### Written exercise
Would it be possible to quote, exactly and in full, the lines from the one with "Transcribe this image's" through the end of the entries below?

-- Begin Given records --

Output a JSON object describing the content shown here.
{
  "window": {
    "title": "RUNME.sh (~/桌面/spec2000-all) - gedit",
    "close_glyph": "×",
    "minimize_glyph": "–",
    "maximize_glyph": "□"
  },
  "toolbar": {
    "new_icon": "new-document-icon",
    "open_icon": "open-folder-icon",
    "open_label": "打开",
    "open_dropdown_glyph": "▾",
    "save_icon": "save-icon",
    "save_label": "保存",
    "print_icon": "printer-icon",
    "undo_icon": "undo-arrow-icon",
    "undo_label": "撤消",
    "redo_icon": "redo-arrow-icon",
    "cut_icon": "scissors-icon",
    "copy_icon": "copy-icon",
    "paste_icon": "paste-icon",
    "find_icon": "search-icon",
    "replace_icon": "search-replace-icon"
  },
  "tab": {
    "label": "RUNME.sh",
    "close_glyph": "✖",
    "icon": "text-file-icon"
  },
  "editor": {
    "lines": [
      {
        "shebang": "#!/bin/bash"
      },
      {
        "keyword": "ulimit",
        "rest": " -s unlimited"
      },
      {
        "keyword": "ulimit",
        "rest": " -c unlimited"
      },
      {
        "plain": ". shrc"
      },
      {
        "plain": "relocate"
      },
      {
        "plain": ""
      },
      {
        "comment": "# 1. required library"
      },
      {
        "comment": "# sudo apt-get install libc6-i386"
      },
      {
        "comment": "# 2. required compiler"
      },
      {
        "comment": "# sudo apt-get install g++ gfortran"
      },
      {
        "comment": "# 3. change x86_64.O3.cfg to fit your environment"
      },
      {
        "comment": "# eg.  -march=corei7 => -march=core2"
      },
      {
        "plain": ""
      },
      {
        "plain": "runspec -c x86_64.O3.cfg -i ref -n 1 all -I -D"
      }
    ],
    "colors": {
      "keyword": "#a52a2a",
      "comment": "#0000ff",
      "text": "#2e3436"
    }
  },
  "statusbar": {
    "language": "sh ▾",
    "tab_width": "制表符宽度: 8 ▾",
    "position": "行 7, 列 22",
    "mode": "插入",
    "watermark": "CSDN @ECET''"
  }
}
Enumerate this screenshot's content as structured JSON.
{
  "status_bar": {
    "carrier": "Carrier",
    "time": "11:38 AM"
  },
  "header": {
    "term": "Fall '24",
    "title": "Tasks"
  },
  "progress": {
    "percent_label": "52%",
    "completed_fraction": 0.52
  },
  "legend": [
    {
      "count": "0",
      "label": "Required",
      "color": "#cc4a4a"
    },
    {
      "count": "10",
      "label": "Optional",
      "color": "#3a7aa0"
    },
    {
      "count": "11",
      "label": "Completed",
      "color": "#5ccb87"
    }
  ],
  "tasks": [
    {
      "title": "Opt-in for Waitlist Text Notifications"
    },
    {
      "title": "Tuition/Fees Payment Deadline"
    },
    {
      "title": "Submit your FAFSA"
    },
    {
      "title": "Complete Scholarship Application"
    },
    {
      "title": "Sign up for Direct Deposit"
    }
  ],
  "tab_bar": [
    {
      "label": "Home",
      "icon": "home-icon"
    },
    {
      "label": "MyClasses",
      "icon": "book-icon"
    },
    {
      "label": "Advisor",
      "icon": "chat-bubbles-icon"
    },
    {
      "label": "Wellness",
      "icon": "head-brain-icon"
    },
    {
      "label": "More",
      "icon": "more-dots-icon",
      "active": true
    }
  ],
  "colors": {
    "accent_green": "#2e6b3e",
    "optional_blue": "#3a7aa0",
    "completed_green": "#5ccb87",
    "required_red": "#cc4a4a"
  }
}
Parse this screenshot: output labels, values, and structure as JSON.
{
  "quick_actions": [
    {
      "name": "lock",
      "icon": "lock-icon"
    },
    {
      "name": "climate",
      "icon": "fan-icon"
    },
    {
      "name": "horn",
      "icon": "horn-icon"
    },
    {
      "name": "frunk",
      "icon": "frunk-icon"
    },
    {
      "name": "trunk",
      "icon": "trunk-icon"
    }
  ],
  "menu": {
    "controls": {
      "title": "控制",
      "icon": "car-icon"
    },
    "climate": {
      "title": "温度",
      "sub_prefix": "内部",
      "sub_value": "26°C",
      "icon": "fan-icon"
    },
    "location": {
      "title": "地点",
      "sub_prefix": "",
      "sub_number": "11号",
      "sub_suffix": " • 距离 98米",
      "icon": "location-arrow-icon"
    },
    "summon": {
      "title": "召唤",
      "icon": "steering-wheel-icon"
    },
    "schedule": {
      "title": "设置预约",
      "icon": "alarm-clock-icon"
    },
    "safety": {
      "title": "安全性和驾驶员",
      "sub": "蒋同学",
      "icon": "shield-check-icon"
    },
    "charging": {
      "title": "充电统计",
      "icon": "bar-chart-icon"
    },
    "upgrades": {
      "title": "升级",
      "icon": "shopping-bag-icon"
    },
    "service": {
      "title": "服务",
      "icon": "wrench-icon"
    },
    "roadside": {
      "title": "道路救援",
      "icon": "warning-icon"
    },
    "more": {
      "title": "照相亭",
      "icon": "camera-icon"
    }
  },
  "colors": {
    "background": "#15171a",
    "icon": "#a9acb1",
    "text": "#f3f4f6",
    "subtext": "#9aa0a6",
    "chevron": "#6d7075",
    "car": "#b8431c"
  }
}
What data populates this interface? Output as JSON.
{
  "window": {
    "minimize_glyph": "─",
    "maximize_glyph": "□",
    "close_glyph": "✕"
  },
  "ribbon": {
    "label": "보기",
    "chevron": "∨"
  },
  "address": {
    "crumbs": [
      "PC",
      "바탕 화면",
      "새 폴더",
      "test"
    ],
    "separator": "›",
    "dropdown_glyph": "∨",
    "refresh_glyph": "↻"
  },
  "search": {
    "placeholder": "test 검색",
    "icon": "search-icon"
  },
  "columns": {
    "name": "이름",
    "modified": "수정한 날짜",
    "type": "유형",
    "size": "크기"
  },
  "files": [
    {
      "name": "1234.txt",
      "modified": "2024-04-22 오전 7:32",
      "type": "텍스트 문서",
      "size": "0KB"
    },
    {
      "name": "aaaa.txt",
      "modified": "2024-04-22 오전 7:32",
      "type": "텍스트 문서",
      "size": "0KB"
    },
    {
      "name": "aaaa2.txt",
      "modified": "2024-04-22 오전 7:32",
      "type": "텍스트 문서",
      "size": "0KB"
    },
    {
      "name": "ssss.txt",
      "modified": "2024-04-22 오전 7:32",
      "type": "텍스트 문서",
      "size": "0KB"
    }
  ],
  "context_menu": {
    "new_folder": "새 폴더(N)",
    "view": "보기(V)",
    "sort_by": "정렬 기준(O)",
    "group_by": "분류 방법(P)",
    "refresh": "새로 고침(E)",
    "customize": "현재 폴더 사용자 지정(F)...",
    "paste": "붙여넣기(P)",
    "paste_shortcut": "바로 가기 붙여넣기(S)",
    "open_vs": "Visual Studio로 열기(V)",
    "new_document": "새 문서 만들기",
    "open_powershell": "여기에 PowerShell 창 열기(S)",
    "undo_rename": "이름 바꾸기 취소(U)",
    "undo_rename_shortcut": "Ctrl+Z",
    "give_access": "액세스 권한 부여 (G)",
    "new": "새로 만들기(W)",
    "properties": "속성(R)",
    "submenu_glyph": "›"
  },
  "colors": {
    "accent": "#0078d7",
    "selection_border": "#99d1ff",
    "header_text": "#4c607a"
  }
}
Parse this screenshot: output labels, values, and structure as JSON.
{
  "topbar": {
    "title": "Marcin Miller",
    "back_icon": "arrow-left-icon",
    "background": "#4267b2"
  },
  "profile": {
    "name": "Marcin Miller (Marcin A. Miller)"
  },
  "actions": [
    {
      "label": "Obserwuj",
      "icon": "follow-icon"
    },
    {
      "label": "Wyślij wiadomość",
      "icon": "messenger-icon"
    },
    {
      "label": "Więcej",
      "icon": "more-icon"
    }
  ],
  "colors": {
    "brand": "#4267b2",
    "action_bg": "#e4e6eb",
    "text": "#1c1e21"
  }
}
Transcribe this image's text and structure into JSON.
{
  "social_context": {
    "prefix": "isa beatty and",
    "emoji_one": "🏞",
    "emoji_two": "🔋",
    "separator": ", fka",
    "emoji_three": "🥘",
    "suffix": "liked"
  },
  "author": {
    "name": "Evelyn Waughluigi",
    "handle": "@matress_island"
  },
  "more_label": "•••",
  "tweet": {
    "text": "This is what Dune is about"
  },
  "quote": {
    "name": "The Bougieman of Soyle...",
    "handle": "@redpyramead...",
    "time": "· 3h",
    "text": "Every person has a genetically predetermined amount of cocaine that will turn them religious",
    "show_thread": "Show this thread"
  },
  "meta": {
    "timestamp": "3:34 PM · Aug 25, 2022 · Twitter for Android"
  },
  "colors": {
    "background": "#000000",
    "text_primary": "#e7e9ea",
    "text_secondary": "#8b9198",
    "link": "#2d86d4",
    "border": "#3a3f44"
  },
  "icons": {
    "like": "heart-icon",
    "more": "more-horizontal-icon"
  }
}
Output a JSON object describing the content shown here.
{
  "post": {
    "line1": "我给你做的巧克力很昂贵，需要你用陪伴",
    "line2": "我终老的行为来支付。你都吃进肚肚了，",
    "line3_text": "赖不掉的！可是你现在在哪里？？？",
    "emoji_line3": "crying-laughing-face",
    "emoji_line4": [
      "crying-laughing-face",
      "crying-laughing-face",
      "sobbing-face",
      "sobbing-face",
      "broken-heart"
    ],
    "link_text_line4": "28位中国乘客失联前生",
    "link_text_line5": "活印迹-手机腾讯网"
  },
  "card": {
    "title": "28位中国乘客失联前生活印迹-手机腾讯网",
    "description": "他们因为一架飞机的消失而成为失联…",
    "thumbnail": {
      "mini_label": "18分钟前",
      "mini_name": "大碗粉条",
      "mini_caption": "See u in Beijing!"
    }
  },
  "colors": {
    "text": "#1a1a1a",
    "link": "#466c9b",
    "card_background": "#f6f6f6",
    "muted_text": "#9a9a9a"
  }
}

-- End Given records --

### The completed task
Transcribe this image's text and structure into JSON.
{
  "social_context": {
    "prefix": "isa beatty and",
    "emoji_one": "🏞",
    "emoji_two": "🔋",
    "separator": ", fka",
    "emoji_three": "🥘",
    "suffix": "liked"
  },
  "author": {
    "name": "Evelyn Waughluigi",
    "handle": "@matress_island"
  },
  "more_label": "•••",
  "tweet": {
    "text": "This is what Dune is about"
  },
  "quote": {
    "name": "The Bougieman of Soyle...",
    "handle": "@redpyramead...",
    "time": "· 3h",
    "text": "Every person has a genetically predetermined amount of cocaine that will turn them religious",
    "show_thread": "Show this thread"
  },
  "meta": {
    "timestamp": "3:34 PM · Aug 25, 2022 · Twitter for Android"
  },
  "colors": {
    "background": "#000000",
    "text_primary": "#e7e9ea",
    "text_secondary": "#8b9198",
    "link": "#2d86d4",
    "border": "#3a3f44"
  },
  "icons": {
    "like": "heart-icon",
    "more": "more-horizontal-icon"
  }
}
Output a JSON object describing the content shown here.
{
  "post": {
    "line1": "我给你做的巧克力很昂贵，需要你用陪伴",
    "line2": "我终老的行为来支付。你都吃进肚肚了，",
    "line3_text": "赖不掉的！可是你现在在哪里？？？",
    "emoji_line3": "crying-laughing-face",
    "emoji_line4": [
      "crying-laughing-face",
      "crying-laughing-face",
      "sobbing-face",
      "sobbing-face",
      "broken-heart"
    ],
    "link_text_line4": "28位中国乘客失联前生",
    "link_text_line5": "活印迹-手机腾讯网"
  },
  "card": {
    "title": "28位中国乘客失联前生活印迹-手机腾讯网",
    "description": "他们因为一架飞机的消失而成为失联…",
    "thumbnail": {
      "mini_label": "18分钟前",
      "mini_name": "大碗粉条",
      "mini_caption": "See u in Beijing!"
    }
  },
  "colors": {
    "text": "#1a1a1a",
    "link": "#466c9b",
    "card_background": "#f6f6f6",
    "muted_text": "#9a9a9a"
  }
}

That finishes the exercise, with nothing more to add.